#### Your instructions
Gather up the lines that contain "hisoblanadi".

Stored entries:
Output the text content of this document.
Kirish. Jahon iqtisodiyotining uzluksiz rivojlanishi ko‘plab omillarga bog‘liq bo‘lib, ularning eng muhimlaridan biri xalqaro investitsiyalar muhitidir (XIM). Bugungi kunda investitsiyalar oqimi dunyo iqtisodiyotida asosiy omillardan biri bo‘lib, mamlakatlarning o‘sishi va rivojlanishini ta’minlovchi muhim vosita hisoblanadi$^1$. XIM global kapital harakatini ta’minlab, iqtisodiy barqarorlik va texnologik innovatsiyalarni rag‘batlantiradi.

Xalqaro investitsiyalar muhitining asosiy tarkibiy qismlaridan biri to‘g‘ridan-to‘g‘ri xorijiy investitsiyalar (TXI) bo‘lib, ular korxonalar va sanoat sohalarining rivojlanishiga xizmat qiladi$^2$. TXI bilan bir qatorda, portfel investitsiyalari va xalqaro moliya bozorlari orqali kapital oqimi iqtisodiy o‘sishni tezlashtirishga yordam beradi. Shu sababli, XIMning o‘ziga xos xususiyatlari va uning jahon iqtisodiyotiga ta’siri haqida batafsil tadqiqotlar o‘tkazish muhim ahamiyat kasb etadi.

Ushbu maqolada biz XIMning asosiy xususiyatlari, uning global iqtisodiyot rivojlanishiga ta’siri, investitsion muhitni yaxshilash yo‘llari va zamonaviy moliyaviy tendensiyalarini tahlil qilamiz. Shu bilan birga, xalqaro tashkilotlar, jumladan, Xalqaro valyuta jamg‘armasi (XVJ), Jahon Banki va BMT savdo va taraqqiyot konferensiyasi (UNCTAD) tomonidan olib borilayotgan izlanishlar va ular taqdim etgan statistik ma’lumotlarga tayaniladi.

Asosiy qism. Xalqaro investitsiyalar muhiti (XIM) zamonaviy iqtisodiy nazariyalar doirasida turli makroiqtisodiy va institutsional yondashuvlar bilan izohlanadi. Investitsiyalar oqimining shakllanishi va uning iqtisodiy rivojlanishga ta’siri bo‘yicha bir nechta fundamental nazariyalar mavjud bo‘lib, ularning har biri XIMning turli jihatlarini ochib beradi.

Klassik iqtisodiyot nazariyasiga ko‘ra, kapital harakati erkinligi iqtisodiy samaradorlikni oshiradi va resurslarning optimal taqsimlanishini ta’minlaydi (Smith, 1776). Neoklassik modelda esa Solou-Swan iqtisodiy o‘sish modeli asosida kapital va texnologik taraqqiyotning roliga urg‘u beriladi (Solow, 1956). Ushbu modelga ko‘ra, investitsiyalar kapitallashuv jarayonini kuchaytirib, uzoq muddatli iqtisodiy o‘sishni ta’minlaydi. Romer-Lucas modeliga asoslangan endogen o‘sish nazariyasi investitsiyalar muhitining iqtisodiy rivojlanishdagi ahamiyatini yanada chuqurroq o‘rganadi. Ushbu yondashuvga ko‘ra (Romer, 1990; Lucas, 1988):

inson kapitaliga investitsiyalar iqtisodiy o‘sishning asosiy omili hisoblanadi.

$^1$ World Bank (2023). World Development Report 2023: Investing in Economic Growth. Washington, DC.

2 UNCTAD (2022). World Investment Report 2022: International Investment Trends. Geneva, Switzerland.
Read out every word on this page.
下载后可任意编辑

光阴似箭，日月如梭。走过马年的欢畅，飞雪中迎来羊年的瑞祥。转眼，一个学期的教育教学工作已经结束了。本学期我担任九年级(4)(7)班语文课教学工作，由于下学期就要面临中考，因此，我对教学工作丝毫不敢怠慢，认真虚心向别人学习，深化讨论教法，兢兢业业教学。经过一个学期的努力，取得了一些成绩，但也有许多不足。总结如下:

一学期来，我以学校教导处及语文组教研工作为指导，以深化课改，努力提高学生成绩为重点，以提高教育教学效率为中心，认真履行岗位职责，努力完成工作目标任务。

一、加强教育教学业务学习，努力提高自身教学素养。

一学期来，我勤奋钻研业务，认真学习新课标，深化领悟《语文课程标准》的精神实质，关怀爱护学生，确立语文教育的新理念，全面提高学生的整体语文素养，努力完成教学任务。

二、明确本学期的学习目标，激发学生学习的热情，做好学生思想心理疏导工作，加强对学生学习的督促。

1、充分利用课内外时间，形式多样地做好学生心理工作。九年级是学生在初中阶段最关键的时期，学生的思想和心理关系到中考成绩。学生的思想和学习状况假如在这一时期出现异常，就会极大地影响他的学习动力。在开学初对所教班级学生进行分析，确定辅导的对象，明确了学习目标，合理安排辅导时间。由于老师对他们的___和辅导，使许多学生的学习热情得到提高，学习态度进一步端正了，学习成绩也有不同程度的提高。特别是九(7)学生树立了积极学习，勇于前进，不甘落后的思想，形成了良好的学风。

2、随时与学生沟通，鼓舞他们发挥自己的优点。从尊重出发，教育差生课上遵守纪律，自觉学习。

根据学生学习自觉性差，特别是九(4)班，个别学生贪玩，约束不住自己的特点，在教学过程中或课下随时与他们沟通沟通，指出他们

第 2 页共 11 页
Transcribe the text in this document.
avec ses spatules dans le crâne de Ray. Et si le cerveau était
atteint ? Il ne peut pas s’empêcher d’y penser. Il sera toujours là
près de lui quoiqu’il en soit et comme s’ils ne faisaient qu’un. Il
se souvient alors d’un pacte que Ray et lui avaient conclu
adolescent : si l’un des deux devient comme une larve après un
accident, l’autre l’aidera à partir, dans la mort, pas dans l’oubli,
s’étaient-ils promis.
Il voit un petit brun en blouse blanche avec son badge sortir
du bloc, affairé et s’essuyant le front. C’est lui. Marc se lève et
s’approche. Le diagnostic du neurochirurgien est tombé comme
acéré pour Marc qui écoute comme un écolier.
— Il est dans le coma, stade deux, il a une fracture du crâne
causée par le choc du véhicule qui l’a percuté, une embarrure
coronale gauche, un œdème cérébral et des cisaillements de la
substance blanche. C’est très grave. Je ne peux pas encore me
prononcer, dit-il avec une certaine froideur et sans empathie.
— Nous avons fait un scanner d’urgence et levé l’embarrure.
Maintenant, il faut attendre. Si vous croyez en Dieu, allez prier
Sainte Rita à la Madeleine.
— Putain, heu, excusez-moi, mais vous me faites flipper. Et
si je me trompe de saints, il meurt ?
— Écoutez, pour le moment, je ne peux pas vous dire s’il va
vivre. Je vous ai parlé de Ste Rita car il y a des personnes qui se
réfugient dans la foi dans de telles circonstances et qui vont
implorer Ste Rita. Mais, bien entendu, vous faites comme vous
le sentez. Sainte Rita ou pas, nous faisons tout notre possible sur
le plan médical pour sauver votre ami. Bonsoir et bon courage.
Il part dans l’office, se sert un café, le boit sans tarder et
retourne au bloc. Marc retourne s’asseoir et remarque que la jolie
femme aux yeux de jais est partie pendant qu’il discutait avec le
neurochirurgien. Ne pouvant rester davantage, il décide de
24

#### Result of this task
Kirish. Jahon iqtisodiyotining uzluksiz rivojlanishi ko‘plab omillarga bog‘liq bo‘lib, ularning eng muhimlaridan biri xalqaro investitsiyalar muhitidir (XIM). Bugungi kunda investitsiyalar oqimi dunyo iqtisodiyotida asosiy omillardan biri bo‘lib, mamlakatlarning o‘sishi va rivojlanishini ta’minlovchi muhim vosita hisoblanadi$^1$. XIM global kapital harakatini ta’minlab, iqtisodiy barqarorlik va texnologik innovatsiyalarni rag‘batlantiradi.
inson kapitaliga investitsiyalar iqtisodiy o‘sishning asosiy omili hisoblanadi.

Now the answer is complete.